• RECORDS PROVIDED
::::::::::

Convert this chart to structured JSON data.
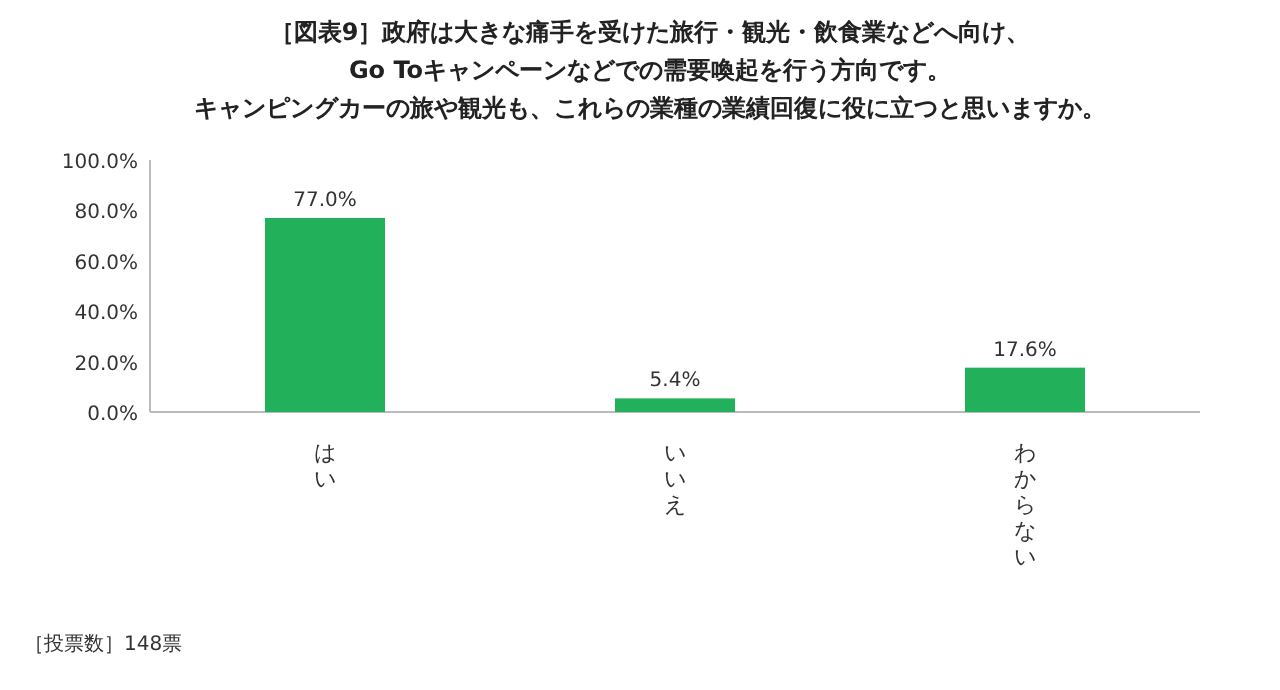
{
  "chart_data": {
    "type": "bar",
    "title": "［図表9］政府は大きな痛手を受けた旅行・観光・飲食業などへ向け、Go Toキャンペーンなどでの需要喚起を行う方向です。キャンピングカーの旅や観光も、これらの業種の業績回復に役に立つと思いますか。",
    "categories": [
      "はい",
      "いいえ",
      "わからない"
    ],
    "values": [
      77.0,
      5.4,
      17.6
    ],
    "value_labels": [
      "77.0%",
      "5.4%",
      "17.6%"
    ],
    "color": "#22b05a",
    "ylim": [
      0,
      100
    ],
    "yticks": [
      {
        "value": 0,
        "label": "0.0%"
      },
      {
        "value": 20,
        "label": "20.0%"
      },
      {
        "value": 40,
        "label": "40.0%"
      },
      {
        "value": 60,
        "label": "60.0%"
      },
      {
        "value": 80,
        "label": "80.0%"
      },
      {
        "value": 100,
        "label": "100.0%"
      }
    ],
    "grid": false,
    "annotations": [
      "［投票数］148票"
    ]
  }
}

::::::::::

• WORK REQUIRED
Repeat all of the entries word for word, but omit the pictures.

• TASK OUTPUT
Convert this chart to structured JSON data.
{
  "chart_data": {
    "type": "bar",
    "title": "［図表9］政府は大きな痛手を受けた旅行・観光・飲食業などへ向け、Go Toキャンペーンなどでの需要喚起を行う方向です。キャンピングカーの旅や観光も、これらの業種の業績回復に役に立つと思いますか。",
    "categories": [
      "はい",
      "いいえ",
      "わからない"
    ],
    "values": [
      77.0,
      5.4,
      17.6
    ],
    "value_labels": [
      "77.0%",
      "5.4%",
      "17.6%"
    ],
    "color": "#22b05a",
    "ylim": [
      0,
      100
    ],
    "yticks": [
      {
        "value": 0,
        "label": "0.0%"
      },
      {
        "value": 20,
        "label": "20.0%"
      },
      {
        "value": 40,
        "label": "40.0%"
      },
      {
        "value": 60,
        "label": "60.0%"
      },
      {
        "value": 80,
        "label": "80.0%"
      },
      {
        "value": 100,
        "label": "100.0%"
      }
    ],
    "grid": false,
    "annotations": [
      "［投票数］148票"
    ]
  }
}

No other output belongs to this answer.